REQUIREMENTS: Could you copy every line from the material below in which "labels" appears?

(Dataset entries on figures)
========

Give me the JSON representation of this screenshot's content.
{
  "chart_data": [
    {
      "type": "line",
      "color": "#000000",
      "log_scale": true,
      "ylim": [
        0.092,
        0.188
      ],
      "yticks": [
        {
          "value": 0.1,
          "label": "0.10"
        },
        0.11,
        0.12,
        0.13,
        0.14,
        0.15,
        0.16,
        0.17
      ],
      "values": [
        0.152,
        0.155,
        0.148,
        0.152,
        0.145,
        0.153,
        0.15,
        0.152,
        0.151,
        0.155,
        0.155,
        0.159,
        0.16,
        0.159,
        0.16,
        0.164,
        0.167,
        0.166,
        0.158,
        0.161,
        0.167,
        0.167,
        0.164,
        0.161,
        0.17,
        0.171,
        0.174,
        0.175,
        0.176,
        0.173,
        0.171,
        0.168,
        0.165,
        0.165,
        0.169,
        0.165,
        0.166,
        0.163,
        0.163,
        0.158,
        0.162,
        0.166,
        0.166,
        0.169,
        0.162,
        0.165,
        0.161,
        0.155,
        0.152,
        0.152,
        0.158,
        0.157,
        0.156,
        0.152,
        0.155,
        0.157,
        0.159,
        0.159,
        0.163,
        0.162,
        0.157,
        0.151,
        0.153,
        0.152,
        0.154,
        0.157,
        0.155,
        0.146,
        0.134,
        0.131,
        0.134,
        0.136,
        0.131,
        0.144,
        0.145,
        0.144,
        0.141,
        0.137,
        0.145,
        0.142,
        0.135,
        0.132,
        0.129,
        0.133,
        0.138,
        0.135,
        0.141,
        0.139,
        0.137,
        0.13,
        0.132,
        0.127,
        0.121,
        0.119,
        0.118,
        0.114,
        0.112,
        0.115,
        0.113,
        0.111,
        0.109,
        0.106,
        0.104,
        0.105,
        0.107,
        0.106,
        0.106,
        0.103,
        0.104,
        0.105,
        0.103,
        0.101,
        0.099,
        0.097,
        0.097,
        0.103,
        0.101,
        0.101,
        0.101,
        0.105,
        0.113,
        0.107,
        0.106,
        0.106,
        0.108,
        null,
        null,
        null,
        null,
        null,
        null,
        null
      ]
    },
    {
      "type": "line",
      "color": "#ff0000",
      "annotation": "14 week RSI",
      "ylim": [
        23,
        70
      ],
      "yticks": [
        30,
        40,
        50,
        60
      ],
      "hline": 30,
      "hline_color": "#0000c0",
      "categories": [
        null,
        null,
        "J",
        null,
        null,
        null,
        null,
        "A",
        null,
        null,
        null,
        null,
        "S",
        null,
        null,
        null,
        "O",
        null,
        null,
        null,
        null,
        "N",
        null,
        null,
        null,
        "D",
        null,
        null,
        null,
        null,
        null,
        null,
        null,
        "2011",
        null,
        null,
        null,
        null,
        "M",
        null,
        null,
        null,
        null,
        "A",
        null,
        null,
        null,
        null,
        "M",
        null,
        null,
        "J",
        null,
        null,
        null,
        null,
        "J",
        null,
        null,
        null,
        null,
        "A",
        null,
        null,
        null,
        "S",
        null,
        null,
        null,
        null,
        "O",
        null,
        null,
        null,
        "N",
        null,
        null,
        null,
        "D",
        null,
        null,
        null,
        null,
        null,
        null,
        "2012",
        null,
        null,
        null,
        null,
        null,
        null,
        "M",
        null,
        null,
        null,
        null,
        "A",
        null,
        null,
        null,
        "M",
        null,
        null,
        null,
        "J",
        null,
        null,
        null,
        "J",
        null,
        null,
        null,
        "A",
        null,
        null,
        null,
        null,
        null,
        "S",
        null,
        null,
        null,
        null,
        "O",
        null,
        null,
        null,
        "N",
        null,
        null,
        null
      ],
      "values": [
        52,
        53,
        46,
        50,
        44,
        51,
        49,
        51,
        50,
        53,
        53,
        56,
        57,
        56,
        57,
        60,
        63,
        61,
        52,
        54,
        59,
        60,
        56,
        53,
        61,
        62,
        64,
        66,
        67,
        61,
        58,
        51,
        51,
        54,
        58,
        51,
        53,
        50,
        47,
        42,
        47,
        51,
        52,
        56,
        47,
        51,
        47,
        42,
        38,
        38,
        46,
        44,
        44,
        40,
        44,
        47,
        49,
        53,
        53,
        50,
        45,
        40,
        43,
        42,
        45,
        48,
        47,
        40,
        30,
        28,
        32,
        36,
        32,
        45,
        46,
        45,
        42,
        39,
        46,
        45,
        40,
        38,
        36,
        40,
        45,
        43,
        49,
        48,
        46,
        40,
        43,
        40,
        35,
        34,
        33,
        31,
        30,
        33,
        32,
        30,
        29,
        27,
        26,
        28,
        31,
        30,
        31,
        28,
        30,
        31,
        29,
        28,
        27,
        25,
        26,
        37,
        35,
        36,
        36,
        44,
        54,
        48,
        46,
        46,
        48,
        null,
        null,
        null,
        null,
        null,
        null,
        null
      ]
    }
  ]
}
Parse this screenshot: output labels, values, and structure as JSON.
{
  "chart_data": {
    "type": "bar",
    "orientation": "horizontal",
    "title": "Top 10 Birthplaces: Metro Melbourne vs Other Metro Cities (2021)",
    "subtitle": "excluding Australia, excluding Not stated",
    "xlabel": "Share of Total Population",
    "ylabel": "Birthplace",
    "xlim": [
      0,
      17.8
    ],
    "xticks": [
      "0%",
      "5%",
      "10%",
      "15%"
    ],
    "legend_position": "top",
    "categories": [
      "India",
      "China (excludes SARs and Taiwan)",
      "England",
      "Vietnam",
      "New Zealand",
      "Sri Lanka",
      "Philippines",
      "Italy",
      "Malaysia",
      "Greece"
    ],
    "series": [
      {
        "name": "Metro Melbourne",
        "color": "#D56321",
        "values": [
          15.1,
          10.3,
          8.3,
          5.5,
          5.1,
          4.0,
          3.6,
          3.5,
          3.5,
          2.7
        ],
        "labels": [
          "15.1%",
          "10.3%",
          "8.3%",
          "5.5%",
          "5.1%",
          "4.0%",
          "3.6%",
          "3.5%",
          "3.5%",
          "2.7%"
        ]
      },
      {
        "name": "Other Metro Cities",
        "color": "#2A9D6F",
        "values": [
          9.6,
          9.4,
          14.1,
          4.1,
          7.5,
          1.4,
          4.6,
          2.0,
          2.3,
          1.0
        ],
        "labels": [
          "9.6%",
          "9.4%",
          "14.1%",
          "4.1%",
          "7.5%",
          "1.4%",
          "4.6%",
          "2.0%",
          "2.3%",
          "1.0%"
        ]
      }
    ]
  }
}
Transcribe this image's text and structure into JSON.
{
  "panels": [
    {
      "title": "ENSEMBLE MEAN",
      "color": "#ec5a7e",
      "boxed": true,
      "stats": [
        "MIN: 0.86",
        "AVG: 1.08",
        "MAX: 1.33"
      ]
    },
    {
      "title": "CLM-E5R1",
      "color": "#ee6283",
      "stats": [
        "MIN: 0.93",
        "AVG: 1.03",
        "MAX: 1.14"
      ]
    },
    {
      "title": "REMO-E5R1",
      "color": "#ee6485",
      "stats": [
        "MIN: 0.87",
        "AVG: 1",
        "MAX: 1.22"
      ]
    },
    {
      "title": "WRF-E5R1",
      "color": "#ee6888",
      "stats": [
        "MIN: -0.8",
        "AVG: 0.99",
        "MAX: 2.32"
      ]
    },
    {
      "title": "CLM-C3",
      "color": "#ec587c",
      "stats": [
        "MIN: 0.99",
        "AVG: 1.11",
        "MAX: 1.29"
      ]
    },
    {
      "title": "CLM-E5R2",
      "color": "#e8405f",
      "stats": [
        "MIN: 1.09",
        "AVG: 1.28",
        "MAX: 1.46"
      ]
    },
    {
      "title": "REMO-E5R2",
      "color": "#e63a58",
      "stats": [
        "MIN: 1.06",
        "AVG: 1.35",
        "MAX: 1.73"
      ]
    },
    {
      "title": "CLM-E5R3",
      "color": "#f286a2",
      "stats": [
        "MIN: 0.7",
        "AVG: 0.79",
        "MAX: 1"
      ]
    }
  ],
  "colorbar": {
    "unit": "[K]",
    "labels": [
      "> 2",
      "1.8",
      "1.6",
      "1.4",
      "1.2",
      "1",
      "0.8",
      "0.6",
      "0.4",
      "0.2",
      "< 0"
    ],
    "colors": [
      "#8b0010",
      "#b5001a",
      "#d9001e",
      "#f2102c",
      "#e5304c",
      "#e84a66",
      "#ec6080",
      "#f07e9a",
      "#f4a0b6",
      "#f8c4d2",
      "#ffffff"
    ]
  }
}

========

ANSWER TO THIS PROBLEM:
Parse this screenshot: output labels, values, and structure as JSON.
        "labels": [
        "labels": [
    "labels": [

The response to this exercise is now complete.